-- BEGIN Listed entries --

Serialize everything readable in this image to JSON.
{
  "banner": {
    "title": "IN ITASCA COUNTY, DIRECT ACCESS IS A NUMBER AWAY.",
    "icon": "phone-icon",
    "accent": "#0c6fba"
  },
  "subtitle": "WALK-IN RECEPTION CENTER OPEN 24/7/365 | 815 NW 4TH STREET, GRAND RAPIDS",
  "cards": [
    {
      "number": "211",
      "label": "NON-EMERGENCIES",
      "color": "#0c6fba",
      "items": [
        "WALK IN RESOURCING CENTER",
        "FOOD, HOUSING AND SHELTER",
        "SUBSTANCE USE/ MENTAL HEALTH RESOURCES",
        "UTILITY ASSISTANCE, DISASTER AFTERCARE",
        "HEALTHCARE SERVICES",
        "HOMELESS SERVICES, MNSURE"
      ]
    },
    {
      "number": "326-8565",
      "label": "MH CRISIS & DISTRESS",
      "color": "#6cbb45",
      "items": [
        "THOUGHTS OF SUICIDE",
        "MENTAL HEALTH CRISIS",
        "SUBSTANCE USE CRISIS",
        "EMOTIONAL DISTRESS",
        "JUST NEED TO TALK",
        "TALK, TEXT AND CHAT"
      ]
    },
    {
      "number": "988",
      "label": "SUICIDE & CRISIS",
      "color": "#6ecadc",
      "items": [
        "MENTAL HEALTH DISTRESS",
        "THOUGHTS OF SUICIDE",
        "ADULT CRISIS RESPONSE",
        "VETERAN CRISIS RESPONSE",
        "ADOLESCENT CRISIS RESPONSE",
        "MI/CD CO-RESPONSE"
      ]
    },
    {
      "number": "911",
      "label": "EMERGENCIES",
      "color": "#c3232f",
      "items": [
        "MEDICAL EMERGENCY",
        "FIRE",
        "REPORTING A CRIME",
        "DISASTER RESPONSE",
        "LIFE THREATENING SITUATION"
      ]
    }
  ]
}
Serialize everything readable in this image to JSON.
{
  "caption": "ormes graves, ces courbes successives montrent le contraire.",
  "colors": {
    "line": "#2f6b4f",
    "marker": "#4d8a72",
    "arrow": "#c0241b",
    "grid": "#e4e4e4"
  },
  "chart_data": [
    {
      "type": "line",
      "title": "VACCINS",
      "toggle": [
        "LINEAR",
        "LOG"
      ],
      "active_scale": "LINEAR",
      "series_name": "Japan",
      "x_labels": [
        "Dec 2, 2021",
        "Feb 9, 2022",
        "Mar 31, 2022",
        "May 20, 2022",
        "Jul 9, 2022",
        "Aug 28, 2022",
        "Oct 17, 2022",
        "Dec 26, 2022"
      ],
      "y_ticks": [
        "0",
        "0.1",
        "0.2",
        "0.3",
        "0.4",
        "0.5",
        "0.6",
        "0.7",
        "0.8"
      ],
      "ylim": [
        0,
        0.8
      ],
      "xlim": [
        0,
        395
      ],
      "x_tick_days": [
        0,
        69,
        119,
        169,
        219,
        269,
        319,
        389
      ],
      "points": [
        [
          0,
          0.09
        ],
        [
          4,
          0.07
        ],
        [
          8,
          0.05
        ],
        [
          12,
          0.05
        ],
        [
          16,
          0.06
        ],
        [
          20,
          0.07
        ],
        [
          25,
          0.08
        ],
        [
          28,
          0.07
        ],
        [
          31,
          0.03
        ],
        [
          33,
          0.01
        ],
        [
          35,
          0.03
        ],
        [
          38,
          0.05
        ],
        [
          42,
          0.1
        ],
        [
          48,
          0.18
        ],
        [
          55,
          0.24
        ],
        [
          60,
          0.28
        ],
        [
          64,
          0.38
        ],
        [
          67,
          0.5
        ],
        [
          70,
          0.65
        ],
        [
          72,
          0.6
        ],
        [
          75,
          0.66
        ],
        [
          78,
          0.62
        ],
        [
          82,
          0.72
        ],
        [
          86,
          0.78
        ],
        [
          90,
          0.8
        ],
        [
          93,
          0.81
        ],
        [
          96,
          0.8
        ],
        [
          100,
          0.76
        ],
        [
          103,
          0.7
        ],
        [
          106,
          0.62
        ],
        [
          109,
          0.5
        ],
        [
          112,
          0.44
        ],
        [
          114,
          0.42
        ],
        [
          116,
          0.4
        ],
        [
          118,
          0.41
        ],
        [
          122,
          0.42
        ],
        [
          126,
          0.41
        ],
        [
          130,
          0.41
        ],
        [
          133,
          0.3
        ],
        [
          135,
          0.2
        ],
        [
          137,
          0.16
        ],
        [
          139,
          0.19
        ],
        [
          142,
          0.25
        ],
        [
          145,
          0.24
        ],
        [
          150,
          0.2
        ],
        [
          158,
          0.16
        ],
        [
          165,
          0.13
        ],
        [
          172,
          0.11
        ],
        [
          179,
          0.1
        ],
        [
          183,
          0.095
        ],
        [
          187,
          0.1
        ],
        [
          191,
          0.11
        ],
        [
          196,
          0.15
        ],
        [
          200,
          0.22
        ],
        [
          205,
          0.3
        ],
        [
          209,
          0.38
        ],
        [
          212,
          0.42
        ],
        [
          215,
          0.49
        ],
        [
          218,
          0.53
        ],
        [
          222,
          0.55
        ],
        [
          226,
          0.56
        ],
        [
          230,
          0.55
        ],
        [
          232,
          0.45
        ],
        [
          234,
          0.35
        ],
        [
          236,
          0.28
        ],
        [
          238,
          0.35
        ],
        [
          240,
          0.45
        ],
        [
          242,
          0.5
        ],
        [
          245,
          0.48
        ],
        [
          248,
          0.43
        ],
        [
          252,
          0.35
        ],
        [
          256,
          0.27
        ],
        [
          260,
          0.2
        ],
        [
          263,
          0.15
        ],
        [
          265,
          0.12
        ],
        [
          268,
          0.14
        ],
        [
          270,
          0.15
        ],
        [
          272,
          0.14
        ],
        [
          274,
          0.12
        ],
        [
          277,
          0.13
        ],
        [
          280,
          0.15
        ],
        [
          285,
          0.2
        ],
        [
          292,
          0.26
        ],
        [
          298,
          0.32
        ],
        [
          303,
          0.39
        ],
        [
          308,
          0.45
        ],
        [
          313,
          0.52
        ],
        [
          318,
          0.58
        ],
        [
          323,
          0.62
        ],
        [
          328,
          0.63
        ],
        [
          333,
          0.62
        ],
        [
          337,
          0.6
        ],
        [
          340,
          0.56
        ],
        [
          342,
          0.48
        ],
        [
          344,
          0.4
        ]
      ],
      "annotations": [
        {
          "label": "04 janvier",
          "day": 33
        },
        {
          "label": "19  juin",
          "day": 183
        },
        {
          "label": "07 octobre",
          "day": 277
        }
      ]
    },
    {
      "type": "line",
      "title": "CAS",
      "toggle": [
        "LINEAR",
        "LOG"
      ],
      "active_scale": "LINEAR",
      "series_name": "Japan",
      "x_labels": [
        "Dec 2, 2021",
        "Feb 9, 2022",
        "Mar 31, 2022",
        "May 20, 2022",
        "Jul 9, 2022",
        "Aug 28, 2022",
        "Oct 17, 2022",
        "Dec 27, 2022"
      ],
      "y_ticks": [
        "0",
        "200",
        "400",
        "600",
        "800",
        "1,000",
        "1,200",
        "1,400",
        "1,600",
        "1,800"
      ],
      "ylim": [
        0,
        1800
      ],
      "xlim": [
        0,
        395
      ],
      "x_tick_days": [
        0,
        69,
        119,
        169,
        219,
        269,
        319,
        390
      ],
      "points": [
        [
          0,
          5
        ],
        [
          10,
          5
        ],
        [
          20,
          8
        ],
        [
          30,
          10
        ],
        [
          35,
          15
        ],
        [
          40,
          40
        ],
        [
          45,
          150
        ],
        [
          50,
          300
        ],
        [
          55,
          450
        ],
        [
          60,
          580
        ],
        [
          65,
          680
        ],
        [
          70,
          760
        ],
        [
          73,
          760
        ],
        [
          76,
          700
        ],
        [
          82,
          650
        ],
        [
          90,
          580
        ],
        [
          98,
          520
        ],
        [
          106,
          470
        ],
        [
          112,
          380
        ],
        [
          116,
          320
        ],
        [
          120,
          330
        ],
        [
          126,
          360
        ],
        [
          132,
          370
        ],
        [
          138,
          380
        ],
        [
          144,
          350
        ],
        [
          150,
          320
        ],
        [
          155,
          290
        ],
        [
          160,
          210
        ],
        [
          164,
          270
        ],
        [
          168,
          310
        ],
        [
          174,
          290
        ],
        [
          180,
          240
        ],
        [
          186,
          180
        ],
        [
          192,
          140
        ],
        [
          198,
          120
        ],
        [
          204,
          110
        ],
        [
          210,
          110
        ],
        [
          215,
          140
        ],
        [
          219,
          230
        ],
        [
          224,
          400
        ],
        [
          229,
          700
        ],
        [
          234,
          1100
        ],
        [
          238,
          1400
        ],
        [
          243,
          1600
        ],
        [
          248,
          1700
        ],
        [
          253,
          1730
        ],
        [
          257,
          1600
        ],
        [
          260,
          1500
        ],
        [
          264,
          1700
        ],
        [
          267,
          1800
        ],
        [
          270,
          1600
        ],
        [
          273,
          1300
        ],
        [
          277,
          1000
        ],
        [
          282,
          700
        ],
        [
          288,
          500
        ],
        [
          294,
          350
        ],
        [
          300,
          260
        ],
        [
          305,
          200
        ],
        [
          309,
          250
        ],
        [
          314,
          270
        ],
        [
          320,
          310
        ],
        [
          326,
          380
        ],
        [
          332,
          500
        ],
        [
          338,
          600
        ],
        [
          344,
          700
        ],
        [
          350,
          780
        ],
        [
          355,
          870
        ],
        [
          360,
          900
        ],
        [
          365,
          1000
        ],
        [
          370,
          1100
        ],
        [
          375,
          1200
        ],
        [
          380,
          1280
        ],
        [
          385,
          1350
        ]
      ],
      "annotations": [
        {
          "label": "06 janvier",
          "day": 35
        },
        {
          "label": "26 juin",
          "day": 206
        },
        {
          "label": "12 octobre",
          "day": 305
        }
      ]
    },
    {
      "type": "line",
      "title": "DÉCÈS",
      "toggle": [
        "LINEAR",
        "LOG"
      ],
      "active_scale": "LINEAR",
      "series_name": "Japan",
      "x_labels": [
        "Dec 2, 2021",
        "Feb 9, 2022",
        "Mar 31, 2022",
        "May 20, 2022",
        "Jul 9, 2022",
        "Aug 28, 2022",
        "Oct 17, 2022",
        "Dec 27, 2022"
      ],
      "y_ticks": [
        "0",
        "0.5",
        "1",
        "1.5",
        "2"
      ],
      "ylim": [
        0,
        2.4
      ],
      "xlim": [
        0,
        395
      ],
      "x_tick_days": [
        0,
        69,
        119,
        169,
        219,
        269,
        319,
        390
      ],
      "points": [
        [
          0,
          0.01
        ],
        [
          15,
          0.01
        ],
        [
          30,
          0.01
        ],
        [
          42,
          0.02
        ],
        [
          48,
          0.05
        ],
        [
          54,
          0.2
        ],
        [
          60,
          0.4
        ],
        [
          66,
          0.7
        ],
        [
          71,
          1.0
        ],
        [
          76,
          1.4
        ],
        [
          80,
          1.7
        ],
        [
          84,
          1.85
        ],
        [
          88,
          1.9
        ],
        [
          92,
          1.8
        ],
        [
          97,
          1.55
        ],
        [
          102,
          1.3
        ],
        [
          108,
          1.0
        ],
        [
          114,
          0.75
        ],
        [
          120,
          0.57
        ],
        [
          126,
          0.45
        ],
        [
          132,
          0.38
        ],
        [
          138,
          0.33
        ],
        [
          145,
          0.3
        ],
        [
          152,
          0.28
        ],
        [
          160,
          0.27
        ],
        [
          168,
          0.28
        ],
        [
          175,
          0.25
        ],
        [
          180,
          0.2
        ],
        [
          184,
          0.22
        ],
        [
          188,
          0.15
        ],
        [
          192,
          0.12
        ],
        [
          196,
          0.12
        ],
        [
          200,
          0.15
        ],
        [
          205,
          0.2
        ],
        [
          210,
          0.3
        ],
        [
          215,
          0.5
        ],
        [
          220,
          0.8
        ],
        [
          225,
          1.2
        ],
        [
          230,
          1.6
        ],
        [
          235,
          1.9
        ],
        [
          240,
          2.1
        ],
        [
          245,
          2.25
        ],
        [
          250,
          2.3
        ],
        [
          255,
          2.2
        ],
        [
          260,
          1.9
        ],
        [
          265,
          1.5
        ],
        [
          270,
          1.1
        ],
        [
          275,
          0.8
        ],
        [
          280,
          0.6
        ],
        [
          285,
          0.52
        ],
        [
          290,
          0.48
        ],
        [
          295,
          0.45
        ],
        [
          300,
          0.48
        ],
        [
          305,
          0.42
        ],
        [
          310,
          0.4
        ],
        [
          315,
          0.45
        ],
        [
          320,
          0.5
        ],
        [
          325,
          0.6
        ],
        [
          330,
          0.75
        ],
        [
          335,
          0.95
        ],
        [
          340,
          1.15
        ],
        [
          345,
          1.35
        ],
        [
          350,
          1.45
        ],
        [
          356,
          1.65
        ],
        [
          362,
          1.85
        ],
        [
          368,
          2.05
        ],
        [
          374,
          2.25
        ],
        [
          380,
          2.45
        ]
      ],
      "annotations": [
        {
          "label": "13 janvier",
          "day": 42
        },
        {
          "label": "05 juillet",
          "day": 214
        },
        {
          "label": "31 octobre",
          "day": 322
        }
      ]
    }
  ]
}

-- END Listed entries --

■ **Goal**
Copy, from the material above, each line in which the string "DISTRESS" occurs.

■ **Complete answer**
      "label": "MH CRISIS & DISTRESS",
        "EMOTIONAL DISTRESS",
        "MENTAL HEALTH DISTRESS",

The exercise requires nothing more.